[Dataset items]
────────

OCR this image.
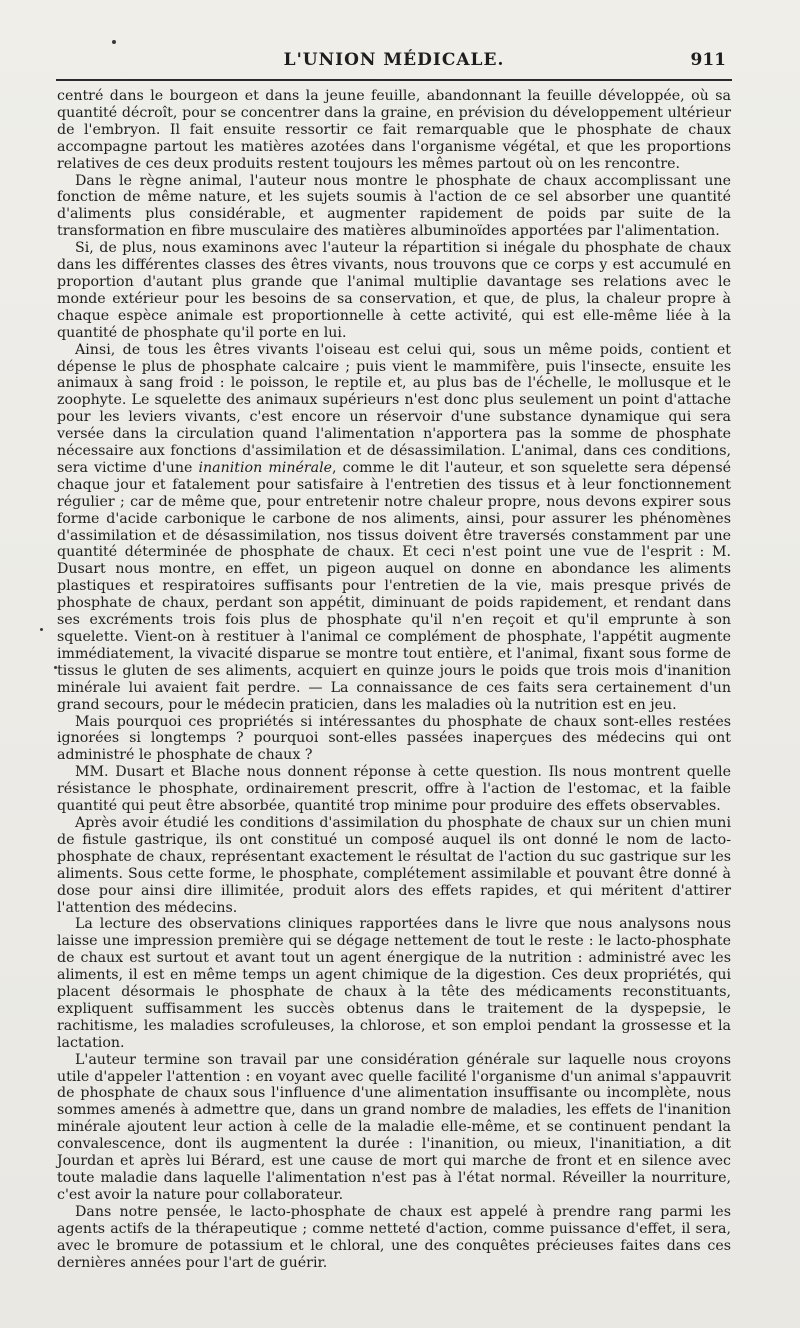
L'UNION MÉDICALE.	911

centré dans le bourgeon et dans la jeune feuille, abandonnant la feuille développée, où sa quantité décroît, pour se concentrer dans la graine, en prévision du développement ultérieur de l'embryon. Il fait ensuite ressortir ce fait remarquable que le phosphate de chaux accompagne partout les matières azotées dans l'organisme végétal, et que les proportions relatives de ces deux produits restent toujours les mêmes partout où on les rencontre.

Dans le règne animal, l'auteur nous montre le phosphate de chaux accomplissant une fonction de même nature, et les sujets soumis à l'action de ce sel absorber une quantité d'aliments plus considérable, et augmenter rapidement de poids par suite de la transformation en fibre musculaire des matières albuminoïdes apportées par l'alimentation.

Si, de plus, nous examinons avec l'auteur la répartition si inégale du phosphate de chaux dans les différentes classes des êtres vivants, nous trouvons que ce corps y est accumulé en proportion d'autant plus grande que l'animal multiplie davantage ses relations avec le monde extérieur pour les besoins de sa conservation, et que, de plus, la chaleur propre à chaque espèce animale est proportionnelle à cette activité, qui est elle-même liée à la quantité de phosphate qu'il porte en lui.

Ainsi, de tous les êtres vivants l'oiseau est celui qui, sous un même poids, contient et dépense le plus de phosphate calcaire ; puis vient le mammifère, puis l'insecte, ensuite les animaux à sang froid : le poisson, le reptile et, au plus bas de l'échelle, le mollusque et le zoophyte. Le squelette des animaux supérieurs n'est donc plus seulement un point d'attache pour les leviers vivants, c'est encore un réservoir d'une substance dynamique qui sera versée dans la circulation quand l'alimentation n'apportera pas la somme de phosphate nécessaire aux fonctions d'assimilation et de désassimilation. L'animal, dans ces conditions, sera victime d'une inanition minérale, comme le dit l'auteur, et son squelette sera dépensé chaque jour et fatalement pour satisfaire à l'entretien des tissus et à leur fonctionnement régulier ; car de même que, pour entretenir notre chaleur propre, nous devons expirer sous forme d'acide carbonique le carbone de nos aliments, ainsi, pour assurer les phénomènes d'assimilation et de désassimilation, nos tissus doivent être traversés constamment par une quantité déterminée de phosphate de chaux. Et ceci n'est point une vue de l'esprit : M. Dusart nous montre, en effet, un pigeon auquel on donne en abondance les aliments plastiques et respiratoires suffisants pour l'entretien de la vie, mais presque privés de phosphate de chaux, perdant son appétit, diminuant de poids rapidement, et rendant dans ses excréments trois fois plus de phosphate qu'il n'en reçoit et qu'il emprunte à son squelette. Vient-on à restituer à l'animal ce complément de phosphate, l'appétit augmente immédiatement, la vivacité disparue se montre tout entière, et l'animal, fixant sous forme de tissus le gluten de ses aliments, acquiert en quinze jours le poids que trois mois d'inanition minérale lui avaient fait perdre. — La connaissance de ces faits sera certainement d'un grand secours, pour le médecin praticien, dans les maladies où la nutrition est en jeu.

Mais pourquoi ces propriétés si intéressantes du phosphate de chaux sont-elles restées ignorées si longtemps ? pourquoi sont-elles passées inaperçues des médecins qui ont administré le phosphate de chaux ?

MM. Dusart et Blache nous donnent réponse à cette question. Ils nous montrent quelle résistance le phosphate, ordinairement prescrit, offre à l'action de l'estomac, et la faible quantité qui peut être absorbée, quantité trop minime pour produire des effets observables.

Après avoir étudié les conditions d'assimilation du phosphate de chaux sur un chien muni de fistule gastrique, ils ont constitué un composé auquel ils ont donné le nom de lacto-phosphate de chaux, représentant exactement le résultat de l'action du suc gastrique sur les aliments. Sous cette forme, le phosphate, complétement assimilable et pouvant être donné à dose pour ainsi dire illimitée, produit alors des effets rapides, et qui méritent d'attirer l'attention des médecins.

La lecture des observations cliniques rapportées dans le livre que nous analysons nous laisse une impression première qui se dégage nettement de tout le reste : le lacto-phosphate de chaux est surtout et avant tout un agent énergique de la nutrition : administré avec les aliments, il est en même temps un agent chimique de la digestion. Ces deux propriétés, qui placent désormais le phosphate de chaux à la tête des médicaments reconstituants, expliquent suffisamment les succès obtenus dans le traitement de la dyspepsie, le rachitisme, les maladies scrofuleuses, la chlorose, et son emploi pendant la grossesse et la lactation.

L'auteur termine son travail par une considération générale sur laquelle nous croyons utile d'appeler l'attention : en voyant avec quelle facilité l'organisme d'un animal s'appauvrit de phosphate de chaux sous l'influence d'une alimentation insuffisante ou incomplète, nous sommes amenés à admettre que, dans un grand nombre de maladies, les effets de l'inanition minérale ajoutent leur action à celle de la maladie elle-même, et se continuent pendant la convalescence, dont ils augmentent la durée : l'inanition, ou mieux, l'inanitiation, a dit Jourdan et après lui Bérard, est une cause de mort qui marche de front et en silence avec toute maladie dans laquelle l'alimentation n'est pas à l'état normal. Réveiller la nourriture, c'est avoir la nature pour collaborateur.

Dans notre pensée, le lacto-phosphate de chaux est appelé à prendre rang parmi les agents actifs de la thérapeutique ; comme netteté d'action, comme puissance d'effet, il sera, avec le bromure de potassium et le chloral, une des conquêtes précieuses faites dans ces dernières années pour l'art de guérir.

────────

# Required work
In the records shown above, how many lines include the word "lacto"? Answer with the number only.

# Written reply
3